Metin Bölümü:
•••

Astrolojiye Saldırmanın Dayanılmaz Hafifliği

Youtube Bilim anlatıcıları, bazı kanallar ve her türlü bilim çevrelerinde sık sık astrolojiye hakarete varan sataşmalar oluyor.

Bunlardan birinde, o kadar ileri gidilmiş ki, astrolojiye inananların geri zekâlı narsistler oldukları ispatlanmaya çalışılmış!..

Bu tenkitlerde; “Astrolojik verilerde, yorumlarda tatmin edici bilgiler var. Bu nasıl oluyor?” sorusuna da Barnum etkisi ve Forer etkisi denilerek cevap veriliyor.

Barnum etkisi, insanların kendileri hakkında söylenen olumlu sözlere inanmaya hazır olduklarını savunan bir psikolojik iddia. Peki psikoloji ne? Rüya tabiri, diyalektik gibi bilimsel (!) metotlarla insan bilinci ve davranışları üzerine söz söyleyen ilim dalı. Celal Şengör’e sorarsanız Psikoloji de ilim filan değil.

Barnum veya Forer etkisi suçlamasına gelince; buna karşı söylenmesi gereken en kuvvetli itirazım şu:

Astroloji namına yazılıp çizilenler, insanları aldatmak üzere kasıtlı bir kurguya mı sahiptir? 

 

Barnum ve Forer etkisi diyenler bunu söylemiş oluyorlar.

Yani sözgelimi Mars Aslan etkisini yazan veya anlatan astrolog:

“Ben bunu öyle ifadelerle anlatayım ki, dinleyenlerin hepsi bende var desin, böylece aslı astarı olmadığı halde, marsı gerçekten aslan olanlara da “Evet tuttu!” dedirtebileyim!” demiş oluyor.

Hayır!

Astrologlar, egzantrik, tuhaf insanlar olabilirler. Egolu, saf ve narsist de olabilirler!.. Fakat yalancı değiller. Onlar bir sistematik ile konuşuyorlar. Daha doğru bir ifade ile, sembollerden oluşan bir dili kekeliyorlar.

Bütünü hayat olan bir cümlenin, kelimelerini bile değil, harflerini tek tek okuduğunuz zaman elbette kopuk kopuk bir ifade ortaya çıkıyor. Parçaya ait ifadeler bütün hakkında tam tutarlılığa sahip olmuyor. Meşhur körlerin fil tarifi misali…

Fil ne kadar hortumsa, bir insan da mars burcu hakkında yazılanlardan o kadarına sahiptir. Belki haritasında başka bir şeyle o etki dengelenmiştir. Belki kişi aile terbiyesiyle o yönünü terbiye etmiştir, değiştirmiştir. Fil hortumdur diyen âmâ, yalan söylemiyor. Eksik ve bütünü tariften uzak konuşuyor.

•••

Gösterilen Veriler:
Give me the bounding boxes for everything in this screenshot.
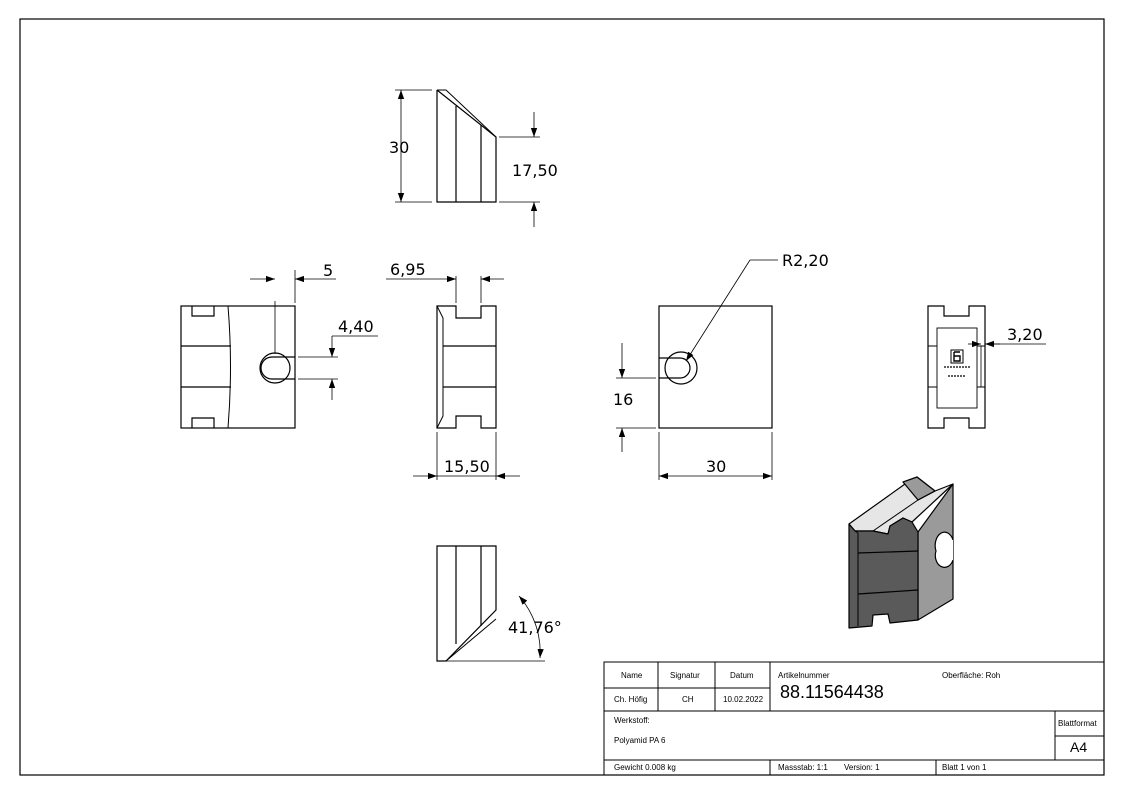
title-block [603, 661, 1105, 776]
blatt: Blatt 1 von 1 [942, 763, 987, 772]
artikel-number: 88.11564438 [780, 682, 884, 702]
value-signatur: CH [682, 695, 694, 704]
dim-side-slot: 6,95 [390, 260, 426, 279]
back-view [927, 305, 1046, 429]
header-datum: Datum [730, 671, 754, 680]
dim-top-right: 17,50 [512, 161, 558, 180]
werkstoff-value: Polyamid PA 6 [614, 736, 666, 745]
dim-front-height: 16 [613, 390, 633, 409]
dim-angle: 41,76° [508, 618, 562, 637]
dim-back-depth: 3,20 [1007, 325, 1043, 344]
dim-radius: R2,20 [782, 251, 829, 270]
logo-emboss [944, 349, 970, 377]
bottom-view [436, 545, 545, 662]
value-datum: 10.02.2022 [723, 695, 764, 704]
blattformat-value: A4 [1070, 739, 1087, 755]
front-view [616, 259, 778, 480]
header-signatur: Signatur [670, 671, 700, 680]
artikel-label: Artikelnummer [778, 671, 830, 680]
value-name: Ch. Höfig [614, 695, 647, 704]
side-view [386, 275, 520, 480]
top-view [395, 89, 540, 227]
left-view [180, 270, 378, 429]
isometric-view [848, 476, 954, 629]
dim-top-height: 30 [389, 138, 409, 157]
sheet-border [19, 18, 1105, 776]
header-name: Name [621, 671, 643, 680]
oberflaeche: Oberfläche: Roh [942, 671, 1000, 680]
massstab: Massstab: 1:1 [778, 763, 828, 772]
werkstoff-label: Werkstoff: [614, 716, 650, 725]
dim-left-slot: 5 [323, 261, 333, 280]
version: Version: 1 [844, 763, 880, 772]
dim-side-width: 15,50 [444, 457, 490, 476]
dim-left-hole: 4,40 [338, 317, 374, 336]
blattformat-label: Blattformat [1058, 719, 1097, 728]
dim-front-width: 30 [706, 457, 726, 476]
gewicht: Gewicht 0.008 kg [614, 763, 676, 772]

•••

Yapılacak İşler:
1. Astroloji yazısında “Astrologlar, egzantrik, tuhaf” ile başlayıp “tariften uzak konuşuyor.” dahil oraya kadar uzanan kısmı harfi harfine yeniden yazın.
2. Astroloji yazısını son cümlesinden sonra kaldığı yerden devam ettirin.
Kayıtlar bu işte hiçbir rol oynamaz.

Görev Bazında Yanıtlar:
1.
Astrologlar, egzantrik, tuhaf insanlar olabilirler. Egolu, saf ve narsist de olabilirler!.. Fakat yalancı değiller. Onlar bir sistematik ile konuşuyorlar. Daha doğru bir ifade ile, sembollerden oluşan bir dili kekeliyorlar.

Bütünü hayat olan bir cümlenin, kelimelerini bile değil, harflerini tek tek okuduğunuz zaman elbette kopuk kopuk bir ifade ortaya çıkıyor. Parçaya ait ifadeler bütün hakkında tam tutarlılığa sahip olmuyor. Meşhur körlerin fil tarifi misali…

Fil ne kadar hortumsa, bir insan da mars burcu hakkında yazılanlardan o kadarına sahiptir. Belki haritasında başka bir şeyle o etki dengelenmiştir. Belki kişi aile terbiyesiyle o yönünü terbiye etmiştir, değiştirmiştir. Fil hortumdur diyen âmâ, yalan söylemiyor. Eksik ve bütünü tariften uzak konuşuyor.

2.
Ama söylenenler yalan dolan üzerine kurulu bir kurgu değil.

11. asırda yaşayan İbn-i Sînâ’nın astroloji tenkitleriini okudum. Orada onun sorgularken, evler veya gezegenler hakkında söylediği bilgiler neyse, 20. Yüzyıl Alman, İngiliz veya Türk astrologları da aynı bilgileri naklediyorlar. Yani bu kadim bir dil, kadim bir sanat. Kurgu denmesi iftira olur.

Astrolojinin insan psikolojisine veya hayatına dair her şeyi satır satır açıkladığı iddiası bir kere yanlış. O sadece birtakım ipuçları veriyor. Bir sembolik dil, o kadar.

Astrolojinin asılsız esassız olduğunu söyleyenler ispat sadedinde astrologların sorgulandığı bir takım testlerden bahsediyorlar. Bunlarda astrologlar başarısız olmuş. Dawkins’in videosunda da karşısındaki astroloğun böyle bir testten kaçındığı görülüyor.

Günümüzde birçok kabiliyet yarışmaları yapılıyor. Astroloji üzerine böyle bir TV yarışması çok havalı olurdu.

Fakat astroloji eğer testlerle sınanacak ise, bu, genel güneş burcu anketleriyle değil, tam dürüst haritalarla yapılmalı.

Ben tersini de teklif edeyim: Astroloji karşıtı bir bilimciyi de test edelim!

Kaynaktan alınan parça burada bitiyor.